Directions for this task:
Reproduce the items word for word, beginning with the first line and continuing through the line that contains "718, 151, 732)", with that line included.

Spatial annotation records
(begin)
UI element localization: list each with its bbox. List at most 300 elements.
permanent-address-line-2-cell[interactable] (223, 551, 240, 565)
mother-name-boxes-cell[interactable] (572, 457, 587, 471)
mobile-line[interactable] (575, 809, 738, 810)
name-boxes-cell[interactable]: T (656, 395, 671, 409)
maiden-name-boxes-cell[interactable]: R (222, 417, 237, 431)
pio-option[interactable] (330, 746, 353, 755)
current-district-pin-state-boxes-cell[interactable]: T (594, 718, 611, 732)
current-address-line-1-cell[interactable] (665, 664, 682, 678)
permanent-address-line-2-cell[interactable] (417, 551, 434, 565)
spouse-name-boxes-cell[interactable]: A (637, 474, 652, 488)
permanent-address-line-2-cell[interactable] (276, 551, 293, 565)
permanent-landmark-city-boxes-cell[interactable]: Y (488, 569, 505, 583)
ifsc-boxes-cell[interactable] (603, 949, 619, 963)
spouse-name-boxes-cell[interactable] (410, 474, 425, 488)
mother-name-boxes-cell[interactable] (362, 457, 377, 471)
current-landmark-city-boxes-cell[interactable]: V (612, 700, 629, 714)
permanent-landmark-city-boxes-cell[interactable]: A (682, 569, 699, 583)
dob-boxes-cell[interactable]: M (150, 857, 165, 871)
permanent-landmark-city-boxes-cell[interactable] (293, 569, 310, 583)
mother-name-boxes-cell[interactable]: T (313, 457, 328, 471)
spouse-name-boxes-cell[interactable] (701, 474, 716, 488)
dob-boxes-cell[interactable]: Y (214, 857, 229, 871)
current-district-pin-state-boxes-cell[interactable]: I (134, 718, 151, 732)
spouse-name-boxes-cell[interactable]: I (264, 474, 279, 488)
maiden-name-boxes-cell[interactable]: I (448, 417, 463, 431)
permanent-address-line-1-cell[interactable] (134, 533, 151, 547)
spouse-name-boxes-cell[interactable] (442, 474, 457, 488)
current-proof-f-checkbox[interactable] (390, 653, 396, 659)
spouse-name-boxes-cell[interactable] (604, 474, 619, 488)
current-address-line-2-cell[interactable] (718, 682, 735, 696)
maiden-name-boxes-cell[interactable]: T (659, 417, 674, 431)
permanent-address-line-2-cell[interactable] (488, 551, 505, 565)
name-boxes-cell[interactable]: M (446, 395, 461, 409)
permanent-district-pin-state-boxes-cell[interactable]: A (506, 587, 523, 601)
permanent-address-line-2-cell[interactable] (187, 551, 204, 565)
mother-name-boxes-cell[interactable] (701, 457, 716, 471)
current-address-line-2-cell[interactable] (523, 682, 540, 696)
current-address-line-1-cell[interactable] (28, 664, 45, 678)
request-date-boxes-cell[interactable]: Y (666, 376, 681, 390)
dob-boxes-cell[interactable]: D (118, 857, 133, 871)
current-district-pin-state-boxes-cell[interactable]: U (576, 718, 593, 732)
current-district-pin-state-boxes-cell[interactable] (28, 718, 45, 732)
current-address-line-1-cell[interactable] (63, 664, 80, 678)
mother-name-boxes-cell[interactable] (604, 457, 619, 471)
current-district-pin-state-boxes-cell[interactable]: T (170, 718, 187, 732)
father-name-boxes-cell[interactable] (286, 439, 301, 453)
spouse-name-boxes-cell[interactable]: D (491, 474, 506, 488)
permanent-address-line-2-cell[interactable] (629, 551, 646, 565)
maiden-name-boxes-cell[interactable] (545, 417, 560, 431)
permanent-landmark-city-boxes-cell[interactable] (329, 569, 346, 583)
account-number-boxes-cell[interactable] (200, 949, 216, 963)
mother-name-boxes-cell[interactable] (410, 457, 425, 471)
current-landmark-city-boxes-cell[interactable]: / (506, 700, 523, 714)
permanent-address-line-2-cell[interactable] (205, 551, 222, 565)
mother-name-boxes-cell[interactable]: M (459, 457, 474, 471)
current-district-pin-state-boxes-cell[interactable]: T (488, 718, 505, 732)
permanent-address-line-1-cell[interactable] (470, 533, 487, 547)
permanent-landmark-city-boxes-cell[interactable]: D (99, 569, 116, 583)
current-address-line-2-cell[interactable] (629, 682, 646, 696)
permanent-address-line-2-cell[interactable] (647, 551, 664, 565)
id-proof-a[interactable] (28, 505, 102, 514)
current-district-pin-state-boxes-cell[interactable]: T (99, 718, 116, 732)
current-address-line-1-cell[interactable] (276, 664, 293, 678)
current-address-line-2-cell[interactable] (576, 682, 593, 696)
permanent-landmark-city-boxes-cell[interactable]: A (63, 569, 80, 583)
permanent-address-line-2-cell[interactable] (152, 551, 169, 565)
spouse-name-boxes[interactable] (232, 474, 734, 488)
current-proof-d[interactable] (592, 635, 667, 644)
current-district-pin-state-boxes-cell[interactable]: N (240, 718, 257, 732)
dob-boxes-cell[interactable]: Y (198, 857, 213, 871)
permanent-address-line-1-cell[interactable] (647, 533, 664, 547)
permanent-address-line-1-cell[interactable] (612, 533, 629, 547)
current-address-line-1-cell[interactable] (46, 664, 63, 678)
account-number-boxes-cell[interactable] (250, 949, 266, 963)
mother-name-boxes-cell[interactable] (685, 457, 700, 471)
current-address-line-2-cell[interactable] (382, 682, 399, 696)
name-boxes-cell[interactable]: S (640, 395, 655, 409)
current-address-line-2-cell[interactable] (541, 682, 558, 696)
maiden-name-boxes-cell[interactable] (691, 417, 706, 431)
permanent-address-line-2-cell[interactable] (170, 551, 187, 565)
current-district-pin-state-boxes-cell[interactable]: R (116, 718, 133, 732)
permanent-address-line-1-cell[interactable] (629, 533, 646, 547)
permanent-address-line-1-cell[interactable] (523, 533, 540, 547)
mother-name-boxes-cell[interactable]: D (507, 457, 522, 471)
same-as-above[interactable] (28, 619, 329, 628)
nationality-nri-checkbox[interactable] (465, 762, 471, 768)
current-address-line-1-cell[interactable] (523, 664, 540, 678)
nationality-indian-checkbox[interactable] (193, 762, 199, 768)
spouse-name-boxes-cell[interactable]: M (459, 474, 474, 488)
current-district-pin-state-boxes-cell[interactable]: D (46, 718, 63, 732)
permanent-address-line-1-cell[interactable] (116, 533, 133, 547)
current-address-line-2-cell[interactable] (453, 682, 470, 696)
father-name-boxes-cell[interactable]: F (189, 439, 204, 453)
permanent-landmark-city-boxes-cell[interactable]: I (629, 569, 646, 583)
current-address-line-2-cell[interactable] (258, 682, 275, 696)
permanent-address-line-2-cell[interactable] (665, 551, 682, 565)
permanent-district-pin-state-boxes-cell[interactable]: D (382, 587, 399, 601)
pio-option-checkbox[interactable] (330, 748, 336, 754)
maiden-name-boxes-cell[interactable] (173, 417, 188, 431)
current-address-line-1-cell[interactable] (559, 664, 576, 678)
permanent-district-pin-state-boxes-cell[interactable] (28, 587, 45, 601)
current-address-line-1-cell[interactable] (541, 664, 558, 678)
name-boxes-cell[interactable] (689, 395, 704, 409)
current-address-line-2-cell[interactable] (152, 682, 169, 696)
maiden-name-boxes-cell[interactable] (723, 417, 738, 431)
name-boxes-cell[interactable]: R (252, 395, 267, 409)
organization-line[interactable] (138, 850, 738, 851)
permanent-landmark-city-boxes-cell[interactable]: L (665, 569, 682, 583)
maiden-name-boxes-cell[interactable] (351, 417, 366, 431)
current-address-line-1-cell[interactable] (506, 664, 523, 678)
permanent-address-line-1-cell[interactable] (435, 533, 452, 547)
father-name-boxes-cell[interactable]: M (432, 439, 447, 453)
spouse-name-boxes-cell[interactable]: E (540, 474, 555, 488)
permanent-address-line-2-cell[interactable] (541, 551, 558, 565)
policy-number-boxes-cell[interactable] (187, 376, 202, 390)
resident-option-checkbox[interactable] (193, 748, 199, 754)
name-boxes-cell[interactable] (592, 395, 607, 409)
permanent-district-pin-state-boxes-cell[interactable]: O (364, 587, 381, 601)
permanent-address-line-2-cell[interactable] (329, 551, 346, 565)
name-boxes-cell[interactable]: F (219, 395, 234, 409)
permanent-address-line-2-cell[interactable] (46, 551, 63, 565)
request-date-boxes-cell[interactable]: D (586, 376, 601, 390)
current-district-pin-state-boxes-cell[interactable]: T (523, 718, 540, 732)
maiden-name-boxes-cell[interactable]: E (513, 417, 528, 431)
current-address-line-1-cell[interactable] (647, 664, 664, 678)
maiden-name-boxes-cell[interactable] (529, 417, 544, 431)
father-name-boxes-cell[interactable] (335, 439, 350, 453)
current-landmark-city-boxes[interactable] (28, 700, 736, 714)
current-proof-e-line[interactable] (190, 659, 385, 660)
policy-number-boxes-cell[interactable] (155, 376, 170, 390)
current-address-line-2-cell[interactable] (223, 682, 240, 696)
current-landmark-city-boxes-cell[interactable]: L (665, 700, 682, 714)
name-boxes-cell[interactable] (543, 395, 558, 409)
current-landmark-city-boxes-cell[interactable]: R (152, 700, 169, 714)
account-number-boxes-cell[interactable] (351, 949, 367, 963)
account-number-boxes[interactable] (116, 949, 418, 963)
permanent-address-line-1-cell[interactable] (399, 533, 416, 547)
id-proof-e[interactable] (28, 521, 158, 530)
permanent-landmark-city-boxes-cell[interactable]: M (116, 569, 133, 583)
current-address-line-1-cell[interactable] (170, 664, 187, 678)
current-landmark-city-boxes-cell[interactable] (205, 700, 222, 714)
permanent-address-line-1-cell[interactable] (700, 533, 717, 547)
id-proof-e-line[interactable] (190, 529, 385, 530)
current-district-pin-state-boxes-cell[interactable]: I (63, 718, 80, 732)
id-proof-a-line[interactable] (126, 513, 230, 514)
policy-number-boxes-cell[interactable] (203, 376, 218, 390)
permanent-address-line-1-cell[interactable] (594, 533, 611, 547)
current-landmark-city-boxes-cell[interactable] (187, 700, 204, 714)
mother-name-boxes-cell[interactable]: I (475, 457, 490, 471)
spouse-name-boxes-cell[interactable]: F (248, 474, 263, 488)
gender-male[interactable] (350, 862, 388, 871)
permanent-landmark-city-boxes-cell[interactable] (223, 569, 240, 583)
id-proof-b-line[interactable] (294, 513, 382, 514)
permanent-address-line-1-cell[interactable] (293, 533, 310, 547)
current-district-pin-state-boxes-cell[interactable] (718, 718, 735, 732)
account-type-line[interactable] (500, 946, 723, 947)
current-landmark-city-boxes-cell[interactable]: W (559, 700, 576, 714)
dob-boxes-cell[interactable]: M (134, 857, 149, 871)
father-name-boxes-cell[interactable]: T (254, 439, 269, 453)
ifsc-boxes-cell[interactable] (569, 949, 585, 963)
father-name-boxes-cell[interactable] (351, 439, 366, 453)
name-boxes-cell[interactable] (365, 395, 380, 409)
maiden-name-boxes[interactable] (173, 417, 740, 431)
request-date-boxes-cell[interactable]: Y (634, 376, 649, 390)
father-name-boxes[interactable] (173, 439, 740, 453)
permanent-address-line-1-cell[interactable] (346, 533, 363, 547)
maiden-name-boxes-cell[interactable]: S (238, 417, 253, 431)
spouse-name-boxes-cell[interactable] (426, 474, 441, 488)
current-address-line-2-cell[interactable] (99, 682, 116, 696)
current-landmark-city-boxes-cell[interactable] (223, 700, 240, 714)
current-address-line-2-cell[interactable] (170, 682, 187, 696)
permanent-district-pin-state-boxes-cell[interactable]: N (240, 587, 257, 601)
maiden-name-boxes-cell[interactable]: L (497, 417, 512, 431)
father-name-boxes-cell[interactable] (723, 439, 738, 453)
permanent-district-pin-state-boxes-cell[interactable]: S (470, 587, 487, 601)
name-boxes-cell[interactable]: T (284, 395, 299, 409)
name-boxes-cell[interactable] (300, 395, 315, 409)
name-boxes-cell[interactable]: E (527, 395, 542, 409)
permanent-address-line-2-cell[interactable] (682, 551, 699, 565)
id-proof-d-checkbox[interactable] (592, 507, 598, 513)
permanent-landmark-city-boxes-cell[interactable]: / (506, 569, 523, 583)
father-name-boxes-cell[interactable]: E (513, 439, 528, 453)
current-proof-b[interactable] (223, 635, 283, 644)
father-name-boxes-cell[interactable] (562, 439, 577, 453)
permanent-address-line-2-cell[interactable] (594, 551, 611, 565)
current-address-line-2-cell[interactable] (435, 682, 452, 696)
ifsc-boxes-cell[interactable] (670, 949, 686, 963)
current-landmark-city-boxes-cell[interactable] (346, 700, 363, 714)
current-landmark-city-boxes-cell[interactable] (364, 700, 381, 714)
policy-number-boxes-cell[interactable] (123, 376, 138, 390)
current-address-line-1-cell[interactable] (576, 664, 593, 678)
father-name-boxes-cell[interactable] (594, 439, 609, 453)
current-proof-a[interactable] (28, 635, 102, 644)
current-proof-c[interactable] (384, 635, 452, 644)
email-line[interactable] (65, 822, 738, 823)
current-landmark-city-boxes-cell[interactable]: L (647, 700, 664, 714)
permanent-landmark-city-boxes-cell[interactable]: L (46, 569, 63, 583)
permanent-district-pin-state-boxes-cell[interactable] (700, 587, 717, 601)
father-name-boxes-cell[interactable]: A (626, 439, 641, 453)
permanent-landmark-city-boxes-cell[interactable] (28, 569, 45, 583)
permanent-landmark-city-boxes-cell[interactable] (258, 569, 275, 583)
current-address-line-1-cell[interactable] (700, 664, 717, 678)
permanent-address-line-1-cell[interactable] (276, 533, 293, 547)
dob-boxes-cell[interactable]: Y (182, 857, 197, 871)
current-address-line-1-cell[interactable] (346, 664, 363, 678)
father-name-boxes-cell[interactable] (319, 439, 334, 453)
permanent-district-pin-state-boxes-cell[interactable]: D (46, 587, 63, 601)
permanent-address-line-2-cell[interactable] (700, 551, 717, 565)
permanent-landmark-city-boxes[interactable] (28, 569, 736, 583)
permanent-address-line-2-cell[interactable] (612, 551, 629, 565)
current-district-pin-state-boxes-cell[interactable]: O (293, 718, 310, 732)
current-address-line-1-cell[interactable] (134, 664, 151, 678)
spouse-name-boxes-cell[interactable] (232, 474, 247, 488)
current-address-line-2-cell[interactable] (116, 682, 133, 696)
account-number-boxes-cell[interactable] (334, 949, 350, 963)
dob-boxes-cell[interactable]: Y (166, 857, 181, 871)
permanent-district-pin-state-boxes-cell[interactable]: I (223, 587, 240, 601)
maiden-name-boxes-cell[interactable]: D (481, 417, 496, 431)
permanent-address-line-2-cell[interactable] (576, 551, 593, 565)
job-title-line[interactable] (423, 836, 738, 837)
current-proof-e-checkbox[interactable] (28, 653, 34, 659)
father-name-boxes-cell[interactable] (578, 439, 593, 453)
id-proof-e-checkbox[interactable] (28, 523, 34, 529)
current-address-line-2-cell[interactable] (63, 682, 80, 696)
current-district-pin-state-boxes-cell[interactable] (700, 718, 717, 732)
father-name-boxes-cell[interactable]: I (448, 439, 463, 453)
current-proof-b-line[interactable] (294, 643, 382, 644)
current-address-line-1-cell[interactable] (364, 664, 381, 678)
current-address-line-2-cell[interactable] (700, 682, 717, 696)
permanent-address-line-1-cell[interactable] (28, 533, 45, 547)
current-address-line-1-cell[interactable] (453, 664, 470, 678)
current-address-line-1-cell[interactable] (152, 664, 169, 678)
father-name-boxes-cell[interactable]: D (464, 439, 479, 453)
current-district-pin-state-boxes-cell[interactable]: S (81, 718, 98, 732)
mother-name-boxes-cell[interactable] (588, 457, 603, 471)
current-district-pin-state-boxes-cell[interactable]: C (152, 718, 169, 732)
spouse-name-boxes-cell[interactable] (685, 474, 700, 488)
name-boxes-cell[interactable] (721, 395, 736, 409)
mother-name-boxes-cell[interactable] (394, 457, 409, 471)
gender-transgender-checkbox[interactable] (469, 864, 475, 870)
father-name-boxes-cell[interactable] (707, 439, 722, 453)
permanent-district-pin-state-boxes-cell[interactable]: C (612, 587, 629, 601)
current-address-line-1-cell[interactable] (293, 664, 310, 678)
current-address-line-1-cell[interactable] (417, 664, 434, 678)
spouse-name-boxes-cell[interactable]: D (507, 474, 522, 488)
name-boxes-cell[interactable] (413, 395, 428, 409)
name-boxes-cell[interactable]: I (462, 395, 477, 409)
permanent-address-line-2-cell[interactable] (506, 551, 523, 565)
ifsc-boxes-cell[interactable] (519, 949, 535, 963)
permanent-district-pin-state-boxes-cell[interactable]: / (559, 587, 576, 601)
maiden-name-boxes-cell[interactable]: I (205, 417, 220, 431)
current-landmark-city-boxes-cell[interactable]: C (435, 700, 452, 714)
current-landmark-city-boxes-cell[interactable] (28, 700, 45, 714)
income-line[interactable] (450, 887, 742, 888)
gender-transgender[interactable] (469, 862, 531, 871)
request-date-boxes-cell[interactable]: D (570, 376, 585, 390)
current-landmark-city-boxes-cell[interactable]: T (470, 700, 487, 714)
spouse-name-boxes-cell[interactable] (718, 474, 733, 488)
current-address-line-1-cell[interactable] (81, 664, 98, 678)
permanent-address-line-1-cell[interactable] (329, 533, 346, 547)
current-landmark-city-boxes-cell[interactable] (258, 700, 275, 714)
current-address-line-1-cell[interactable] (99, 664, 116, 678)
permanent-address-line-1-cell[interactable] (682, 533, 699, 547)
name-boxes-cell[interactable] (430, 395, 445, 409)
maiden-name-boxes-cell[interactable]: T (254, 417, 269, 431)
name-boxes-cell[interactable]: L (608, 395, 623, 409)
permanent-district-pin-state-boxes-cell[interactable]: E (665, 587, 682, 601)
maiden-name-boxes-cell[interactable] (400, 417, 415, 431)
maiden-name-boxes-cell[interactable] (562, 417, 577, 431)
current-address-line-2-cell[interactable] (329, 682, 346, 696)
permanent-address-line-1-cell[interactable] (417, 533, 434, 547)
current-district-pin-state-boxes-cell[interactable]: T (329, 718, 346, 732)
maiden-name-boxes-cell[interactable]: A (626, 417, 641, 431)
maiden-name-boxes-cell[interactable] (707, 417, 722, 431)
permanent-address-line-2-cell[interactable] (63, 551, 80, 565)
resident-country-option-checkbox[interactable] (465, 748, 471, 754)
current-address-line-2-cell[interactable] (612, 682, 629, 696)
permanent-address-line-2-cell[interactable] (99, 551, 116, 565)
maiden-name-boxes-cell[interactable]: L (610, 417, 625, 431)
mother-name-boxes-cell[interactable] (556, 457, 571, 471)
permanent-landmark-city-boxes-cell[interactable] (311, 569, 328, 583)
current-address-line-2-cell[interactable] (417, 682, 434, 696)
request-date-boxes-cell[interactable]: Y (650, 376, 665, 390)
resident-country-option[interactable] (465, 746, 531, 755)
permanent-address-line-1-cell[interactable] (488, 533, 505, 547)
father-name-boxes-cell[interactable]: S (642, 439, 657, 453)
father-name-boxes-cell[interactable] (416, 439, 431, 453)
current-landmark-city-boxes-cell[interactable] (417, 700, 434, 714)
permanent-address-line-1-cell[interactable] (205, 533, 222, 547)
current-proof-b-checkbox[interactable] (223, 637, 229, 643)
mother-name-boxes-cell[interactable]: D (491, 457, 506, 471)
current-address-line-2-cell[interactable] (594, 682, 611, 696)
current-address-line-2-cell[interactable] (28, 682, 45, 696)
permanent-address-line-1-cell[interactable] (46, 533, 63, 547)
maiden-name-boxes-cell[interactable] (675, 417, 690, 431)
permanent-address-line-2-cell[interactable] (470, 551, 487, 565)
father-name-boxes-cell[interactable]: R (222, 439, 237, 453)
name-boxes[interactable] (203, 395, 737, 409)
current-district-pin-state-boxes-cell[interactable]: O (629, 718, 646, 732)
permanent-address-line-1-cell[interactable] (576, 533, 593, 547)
(end)
Final answer:
UI element localization: list each with its bbox. List at most 300 elements.
permanent-address-line-2-cell[interactable] (223, 551, 240, 565)
mother-name-boxes-cell[interactable] (572, 457, 587, 471)
mobile-line[interactable] (575, 809, 738, 810)
name-boxes-cell[interactable]: T (656, 395, 671, 409)
maiden-name-boxes-cell[interactable]: R (222, 417, 237, 431)
pio-option[interactable] (330, 746, 353, 755)
current-district-pin-state-boxes-cell[interactable]: T (594, 718, 611, 732)
current-address-line-1-cell[interactable] (665, 664, 682, 678)
permanent-address-line-2-cell[interactable] (417, 551, 434, 565)
spouse-name-boxes-cell[interactable]: A (637, 474, 652, 488)
permanent-address-line-2-cell[interactable] (276, 551, 293, 565)
permanent-landmark-city-boxes-cell[interactable]: Y (488, 569, 505, 583)
ifsc-boxes-cell[interactable] (603, 949, 619, 963)
spouse-name-boxes-cell[interactable] (410, 474, 425, 488)
mother-name-boxes-cell[interactable] (362, 457, 377, 471)
current-landmark-city-boxes-cell[interactable]: V (612, 700, 629, 714)
permanent-landmark-city-boxes-cell[interactable]: A (682, 569, 699, 583)
dob-boxes-cell[interactable]: M (150, 857, 165, 871)
permanent-landmark-city-boxes-cell[interactable] (293, 569, 310, 583)
mother-name-boxes-cell[interactable]: T (313, 457, 328, 471)
spouse-name-boxes-cell[interactable] (701, 474, 716, 488)
dob-boxes-cell[interactable]: Y (214, 857, 229, 871)
current-district-pin-state-boxes-cell[interactable]: I (134, 718, 151, 732)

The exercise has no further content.